### The task
Your answer is a single number: how many lines hold the word "include"?

### Data provided
########

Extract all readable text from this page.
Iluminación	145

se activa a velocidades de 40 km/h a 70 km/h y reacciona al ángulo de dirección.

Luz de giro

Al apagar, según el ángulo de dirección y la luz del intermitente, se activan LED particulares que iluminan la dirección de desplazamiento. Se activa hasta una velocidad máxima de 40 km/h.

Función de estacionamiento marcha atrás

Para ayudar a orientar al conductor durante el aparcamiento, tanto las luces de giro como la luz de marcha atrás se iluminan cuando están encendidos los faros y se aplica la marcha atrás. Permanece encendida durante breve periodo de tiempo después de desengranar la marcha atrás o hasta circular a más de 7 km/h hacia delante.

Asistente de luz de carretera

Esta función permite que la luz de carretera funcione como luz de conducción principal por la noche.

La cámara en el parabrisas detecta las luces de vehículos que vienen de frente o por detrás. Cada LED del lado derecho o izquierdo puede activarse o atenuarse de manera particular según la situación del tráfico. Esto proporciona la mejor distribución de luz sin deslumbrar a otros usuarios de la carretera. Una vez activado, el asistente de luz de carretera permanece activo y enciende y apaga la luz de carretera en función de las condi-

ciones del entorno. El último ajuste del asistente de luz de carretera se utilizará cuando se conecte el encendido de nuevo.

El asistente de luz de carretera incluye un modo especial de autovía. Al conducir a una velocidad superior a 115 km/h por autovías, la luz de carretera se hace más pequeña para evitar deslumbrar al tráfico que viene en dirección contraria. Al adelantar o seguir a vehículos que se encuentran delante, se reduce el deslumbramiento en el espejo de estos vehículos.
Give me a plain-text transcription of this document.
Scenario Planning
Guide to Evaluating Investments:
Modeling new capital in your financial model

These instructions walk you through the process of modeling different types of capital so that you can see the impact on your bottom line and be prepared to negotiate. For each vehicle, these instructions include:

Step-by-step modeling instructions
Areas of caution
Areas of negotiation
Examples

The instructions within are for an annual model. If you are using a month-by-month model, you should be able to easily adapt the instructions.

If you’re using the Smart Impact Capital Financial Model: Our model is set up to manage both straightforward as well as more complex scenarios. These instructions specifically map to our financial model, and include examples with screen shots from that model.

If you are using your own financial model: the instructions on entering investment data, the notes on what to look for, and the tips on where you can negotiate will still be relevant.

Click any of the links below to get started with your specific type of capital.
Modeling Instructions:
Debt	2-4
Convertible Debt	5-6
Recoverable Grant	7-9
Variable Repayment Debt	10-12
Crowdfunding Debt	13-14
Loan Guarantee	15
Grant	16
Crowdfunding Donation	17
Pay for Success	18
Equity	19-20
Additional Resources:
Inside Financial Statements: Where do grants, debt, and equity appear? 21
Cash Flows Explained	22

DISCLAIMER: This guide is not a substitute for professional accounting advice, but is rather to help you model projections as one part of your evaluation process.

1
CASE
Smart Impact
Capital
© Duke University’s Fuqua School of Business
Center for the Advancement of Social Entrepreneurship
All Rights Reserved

########

### Response to the task
2